Given task A: Reproduce the listing from its first line through the line containing "layout-icon[interactable]: ▥ <box>1235", inclusive, swapping every occurrence of "emote-icon" for "reaction-icon" and changing nothing else.

Text shown:
--- begin ---

A problem encountered with OnehotCategorical and TraceEnum_ELBO

This is my VAE model and guide, with some unnecessary details omitted for simplicity. The model first generates “ys” from a uniform OneHotCategorical, and the shape of “ys” is (batch_size, 3). Then, the “ys” are put through an embedding layer to obtain “ys_emb” with shape (batch_size, 128). “ys_emb” are then put though an MLP to obtain the probability distributions of “hs”, from which “hs” are sampled with OneHotCategorical. Then, “hs_emb” are obtained in a similar way as “ys_emb”. Finally, “hs_emb” are put through an MLP to obtain the distributions of “xs” from which “xs” are sampled with OneHotCategorical. What is a little bit special here is that the distribution of “xs” (i.e. xs_prob) is three dimensional (batch_size, 25, 5). That is, for every independent sample, it consists of 25 independent categorical random variables, each with 5 possible outcomes.

class my_model(nn.Module):
    ...

    @config_enumerate(default="parallel")
    def model(self, xs, ys=None, hs=None):
        
        batch_size = xs.size(0)
         
        with pyro.plate("data"):
            alpha_prior = torch.ones(batch_size, self.y_size)/(1.0*self.y_size)
            ys = pyro.sample("y", dist.OneHotCategorical(alpha_prior).to_event(1), obs=ys)
            ys_emb = torch.mm(ys, self.emb_y)
            
            hs_prob = self.decoder_h.forward(ys_emb)
            hs_prob = hs_prob.exp()/hs_prob.exp().sum(axis=1, keepdims=True)
            hs = pyro.sample("h", dist.OneHotCategorical(hs_prob).to_event(1), obs=hs)
            hs_emb = torch.mm(hs, self.emb_h)
           
            xs_prob = self.decoder_x.forward([hs_emb])
            xs_prob = xs_prob.exp() / torch.mm(xs_prob.exp(), self.operator_x) # softmax with every 5 numbers
            if xs!=None:
                xs = pyro.sample("xs", dist.OneHotCategorical(xs_prob.reshape(-1,25,5)).to_event(2), obs=xs.reshape(-1,25,5))

--- end ---

Given task B:
Answer these questions about the forum post on OneHotCategorical and TraceEnum_ELBO.
(i) According to the post's description, what is the shape of "ys"?
(ii) What value is given as the default in the config_enumerate decorator?
(iii) What name is given to the pyro.plate in the model?

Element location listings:
--- begin ---

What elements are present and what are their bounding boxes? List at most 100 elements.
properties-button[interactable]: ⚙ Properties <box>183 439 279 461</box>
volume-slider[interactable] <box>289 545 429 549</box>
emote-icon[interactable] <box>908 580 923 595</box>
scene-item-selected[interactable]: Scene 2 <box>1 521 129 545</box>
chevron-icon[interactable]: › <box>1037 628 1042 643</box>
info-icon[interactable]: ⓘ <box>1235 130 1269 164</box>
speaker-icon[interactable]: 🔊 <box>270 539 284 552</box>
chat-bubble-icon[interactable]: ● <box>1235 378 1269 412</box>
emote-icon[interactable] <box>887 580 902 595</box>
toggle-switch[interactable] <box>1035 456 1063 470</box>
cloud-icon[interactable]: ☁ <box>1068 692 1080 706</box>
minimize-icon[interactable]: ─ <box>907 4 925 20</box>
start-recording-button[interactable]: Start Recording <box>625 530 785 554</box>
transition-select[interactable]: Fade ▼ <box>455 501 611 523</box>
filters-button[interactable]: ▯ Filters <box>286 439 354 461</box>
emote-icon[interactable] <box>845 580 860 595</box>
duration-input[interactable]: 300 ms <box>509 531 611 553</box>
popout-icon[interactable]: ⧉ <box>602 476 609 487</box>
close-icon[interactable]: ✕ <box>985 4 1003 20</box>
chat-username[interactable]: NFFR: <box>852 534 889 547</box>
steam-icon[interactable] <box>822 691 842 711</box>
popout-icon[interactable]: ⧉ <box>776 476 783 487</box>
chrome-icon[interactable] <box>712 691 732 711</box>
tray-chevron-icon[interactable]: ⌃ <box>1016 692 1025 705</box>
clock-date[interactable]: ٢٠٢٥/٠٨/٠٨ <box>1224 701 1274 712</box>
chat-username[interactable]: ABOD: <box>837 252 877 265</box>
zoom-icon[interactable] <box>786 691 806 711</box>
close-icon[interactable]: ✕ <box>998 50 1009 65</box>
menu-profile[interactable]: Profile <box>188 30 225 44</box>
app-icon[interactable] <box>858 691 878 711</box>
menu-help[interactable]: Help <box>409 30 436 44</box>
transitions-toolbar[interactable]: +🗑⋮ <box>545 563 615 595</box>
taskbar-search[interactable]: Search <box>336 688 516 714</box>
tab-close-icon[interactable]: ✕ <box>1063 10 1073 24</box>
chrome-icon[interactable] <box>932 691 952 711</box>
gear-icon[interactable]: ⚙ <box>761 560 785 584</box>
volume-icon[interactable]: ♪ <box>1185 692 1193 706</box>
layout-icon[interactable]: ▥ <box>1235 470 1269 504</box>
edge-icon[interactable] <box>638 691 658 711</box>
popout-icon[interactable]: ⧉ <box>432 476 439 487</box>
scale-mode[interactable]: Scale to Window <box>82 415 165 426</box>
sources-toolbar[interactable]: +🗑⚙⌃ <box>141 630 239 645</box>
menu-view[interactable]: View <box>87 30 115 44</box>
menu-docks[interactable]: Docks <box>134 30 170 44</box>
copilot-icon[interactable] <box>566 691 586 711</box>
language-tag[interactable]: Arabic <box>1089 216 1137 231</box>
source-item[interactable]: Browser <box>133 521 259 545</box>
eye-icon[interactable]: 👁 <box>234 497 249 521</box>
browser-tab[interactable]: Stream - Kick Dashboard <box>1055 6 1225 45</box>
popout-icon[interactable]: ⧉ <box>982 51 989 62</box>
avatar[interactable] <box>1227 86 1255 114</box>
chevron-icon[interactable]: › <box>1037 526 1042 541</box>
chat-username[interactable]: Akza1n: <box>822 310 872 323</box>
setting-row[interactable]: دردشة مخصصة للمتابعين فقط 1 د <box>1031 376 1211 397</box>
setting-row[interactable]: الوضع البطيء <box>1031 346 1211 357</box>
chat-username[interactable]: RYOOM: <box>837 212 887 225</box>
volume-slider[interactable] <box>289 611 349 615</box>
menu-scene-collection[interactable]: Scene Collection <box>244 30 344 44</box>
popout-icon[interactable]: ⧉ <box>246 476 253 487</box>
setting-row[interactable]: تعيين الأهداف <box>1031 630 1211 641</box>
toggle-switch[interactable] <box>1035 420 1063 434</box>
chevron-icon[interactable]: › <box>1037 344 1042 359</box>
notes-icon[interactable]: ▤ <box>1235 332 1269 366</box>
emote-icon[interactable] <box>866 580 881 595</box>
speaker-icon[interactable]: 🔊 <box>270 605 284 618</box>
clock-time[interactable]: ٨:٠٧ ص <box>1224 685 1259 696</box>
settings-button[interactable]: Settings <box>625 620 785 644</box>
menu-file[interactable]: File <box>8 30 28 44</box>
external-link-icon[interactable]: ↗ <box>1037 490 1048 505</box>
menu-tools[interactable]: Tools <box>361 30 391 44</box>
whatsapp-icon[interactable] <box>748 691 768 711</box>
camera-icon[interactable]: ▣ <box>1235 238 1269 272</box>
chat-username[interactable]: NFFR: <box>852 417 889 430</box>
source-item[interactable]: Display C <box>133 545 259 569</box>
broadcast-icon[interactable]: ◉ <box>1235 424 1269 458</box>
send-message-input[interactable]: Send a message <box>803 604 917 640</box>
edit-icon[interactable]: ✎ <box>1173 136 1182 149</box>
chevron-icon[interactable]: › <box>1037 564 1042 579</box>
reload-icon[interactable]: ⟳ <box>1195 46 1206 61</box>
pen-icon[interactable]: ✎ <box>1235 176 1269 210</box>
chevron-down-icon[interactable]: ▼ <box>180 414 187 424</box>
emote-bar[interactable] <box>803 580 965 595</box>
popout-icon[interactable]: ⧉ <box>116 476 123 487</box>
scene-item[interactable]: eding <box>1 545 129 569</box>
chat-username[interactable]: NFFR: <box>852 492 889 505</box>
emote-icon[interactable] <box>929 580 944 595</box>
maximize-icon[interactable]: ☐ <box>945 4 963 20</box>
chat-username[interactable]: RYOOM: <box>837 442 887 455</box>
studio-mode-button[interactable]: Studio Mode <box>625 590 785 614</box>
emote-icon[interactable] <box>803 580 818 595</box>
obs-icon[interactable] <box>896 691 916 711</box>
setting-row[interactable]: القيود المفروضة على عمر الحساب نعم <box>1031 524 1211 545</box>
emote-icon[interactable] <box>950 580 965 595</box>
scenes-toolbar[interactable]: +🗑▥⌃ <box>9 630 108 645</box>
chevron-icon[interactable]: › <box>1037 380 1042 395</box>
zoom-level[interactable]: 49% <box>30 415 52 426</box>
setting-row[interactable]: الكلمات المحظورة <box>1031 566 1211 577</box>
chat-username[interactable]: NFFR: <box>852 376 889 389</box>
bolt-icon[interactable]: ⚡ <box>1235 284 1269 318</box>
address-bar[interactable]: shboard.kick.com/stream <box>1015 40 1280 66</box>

--- end ---

Correct answer A:
What elements are present and what are their bounding boxes? List at most 100 elements.
properties-button[interactable]: ⚙ Properties <box>183 439 279 461</box>
volume-slider[interactable] <box>289 545 429 549</box>
reaction-icon[interactable] <box>908 580 923 595</box>
scene-item-selected[interactable]: Scene 2 <box>1 521 129 545</box>
chevron-icon[interactable]: › <box>1037 628 1042 643</box>
info-icon[interactable]: ⓘ <box>1235 130 1269 164</box>
speaker-icon[interactable]: 🔊 <box>270 539 284 552</box>
chat-bubble-icon[interactable]: ● <box>1235 378 1269 412</box>
reaction-icon[interactable] <box>887 580 902 595</box>
toggle-switch[interactable] <box>1035 456 1063 470</box>
cloud-icon[interactable]: ☁ <box>1068 692 1080 706</box>
minimize-icon[interactable]: ─ <box>907 4 925 20</box>
start-recording-button[interactable]: Start Recording <box>625 530 785 554</box>
transition-select[interactable]: Fade ▼ <box>455 501 611 523</box>
filters-button[interactable]: ▯ Filters <box>286 439 354 461</box>
reaction-icon[interactable] <box>845 580 860 595</box>
duration-input[interactable]: 300 ms <box>509 531 611 553</box>
popout-icon[interactable]: ⧉ <box>602 476 609 487</box>
close-icon[interactable]: ✕ <box>985 4 1003 20</box>
chat-username[interactable]: NFFR: <box>852 534 889 547</box>
steam-icon[interactable] <box>822 691 842 711</box>
popout-icon[interactable]: ⧉ <box>776 476 783 487</box>
chrome-icon[interactable] <box>712 691 732 711</box>
tray-chevron-icon[interactable]: ⌃ <box>1016 692 1025 705</box>
clock-date[interactable]: ٢٠٢٥/٠٨/٠٨ <box>1224 701 1274 712</box>
chat-username[interactable]: ABOD: <box>837 252 877 265</box>
zoom-icon[interactable] <box>786 691 806 711</box>
close-icon[interactable]: ✕ <box>998 50 1009 65</box>
menu-profile[interactable]: Profile <box>188 30 225 44</box>
app-icon[interactable] <box>858 691 878 711</box>
menu-help[interactable]: Help <box>409 30 436 44</box>
transitions-toolbar[interactable]: +🗑⋮ <box>545 563 615 595</box>
taskbar-search[interactable]: Search <box>336 688 516 714</box>
tab-close-icon[interactable]: ✕ <box>1063 10 1073 24</box>
chrome-icon[interactable] <box>932 691 952 711</box>
gear-icon[interactable]: ⚙ <box>761 560 785 584</box>
volume-icon[interactable]: ♪ <box>1185 692 1193 706</box>
layout-icon[interactable]: ▥ <box>1235 470 1269 504</box>

Correct answer B:
(i) (batch_size, 3)
(ii) "parallel"
(iii) "data"